-- begin DATA SUPPLIED --

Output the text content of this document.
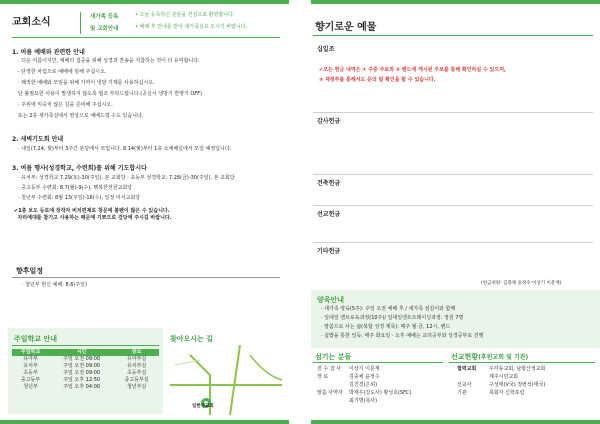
교회소식	새가족 등록
및 교회안내
• 오늘 등록하신 분들을 진심으로 환영합니다.
• 예배 후 안내를 받아 새가족실로 오시기 바랍니다.
1. 여름 예배와 관련한 안내
· 더운 여름이지만, 예배의 집중을 위해 성경과 찬송을 지참하는 것이 더 유익합니다.
· 단정한 차림으로 예배에 임해 주십시오.
· 쾌적한 예배와 모임을 위해 가까이 냉방 기계를 사용하십시오.
단 불필요한 사용이 발생하지 않도록 협조 부탁드립니다.(공실시 냉방기 반영기 OFF)
· 주위에 익숙치 않은 길을 준비해 주십시오.
또는 2층 새가족실에서 영상으로 예배드릴 수도 있습니다.
2. 새벽기도회 안내
· 내일(7.24, 월)부터 3주간 본당에서 모입니다. 8.14(월)부터 1층 소예배실에서 모일 예정입니다.
3. 여름 행사(성경학교, 수련회)를 위해 기도합시다
· 유치부: 성경학교 7.29(토)-30(주일), 본 교회당 · 초등부 성경학교: 7.28(금)-30(주일), 본 교회당
· 중고등부 수련회: 8.7(월)-9(수), 행복한전원교회당
· 청년부 수련회: 8월 13(주일)-16(수), 일정 미서교회당
✔1층 보도 등로에 장작자 비치편제로 창문에 볼펜이 많은 수 있습니다.
자리예대를 참기고 사용하는 때문에 기쁘으로 검당에 주시길 바랍니다.
향후일정
· 청년부 헌신 예배: 8.6(주일)
주일학교 안내
주일학교	시간	장소
유아부	주일 오전 09:00	유아부실
유치부	주일 오전 09:00	유치부실
초등부	주일 오전 09:00	초등부실
중고등부	주일 오후 12:50	중고등부실
청년부	주일 오후 04:00	청년부실
찾아오시는 길
일한성교회
향기로운 예물
십일조
✔모든 헌금 내역은 ① 주중 주보와 ② 밴드에 게시된 주보를 통해 확인하실 수 있으며,
③ 재정부를 통해서도 문의 및 확인을 할 수 있습니다.
감사헌금
건축헌금
선교헌금
기타헌금
(헌금위원: 김종채 윤정수 이상기 이문재)
양육안내
· 새가족 양육(5주): 주일 오전 예배 후 / 새가족 섬김이와 함께
· 일대일 엔트로육과정(10주)/ 일대일엔트트레이닝과정: 정원 7명
· 말씀으로 사는 삶(복합 성경 제목): 매주 월·금, 12시, 밴드
· 십밥을 통한 일독: 매주 화요일 · 오후 예배는 교리공부와 성경공부로 진행
섬기는 분들
전 수 집 사 이상기 이문재
장 로	김종채 윤정수
김진경(은퇴)
말씀 사역자 박재우(강도사) 황성호(SFC)
최기명(목사)
선교현황(후원교회 및 기관)
협력교회	우각동교회, 남항산정교회
제주시민교회
선교사	구성태(V국) 정변석(태국)
기관	목회자 신학포럼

-- end DATA SUPPLIED --

EXERCISE INSTRUCTIONS
Using the records above, copy each line that contains "있습니다".

RESPONSE BELOW
또는 2층 새가족실에서 영상으로 예배드릴 수도 있습니다.
✔1층 보도 등로에 장작자 비치편제로 창문에 볼펜이 많은 수 있습니다.
③ 재정부를 통해서도 문의 및 확인을 할 수 있습니다.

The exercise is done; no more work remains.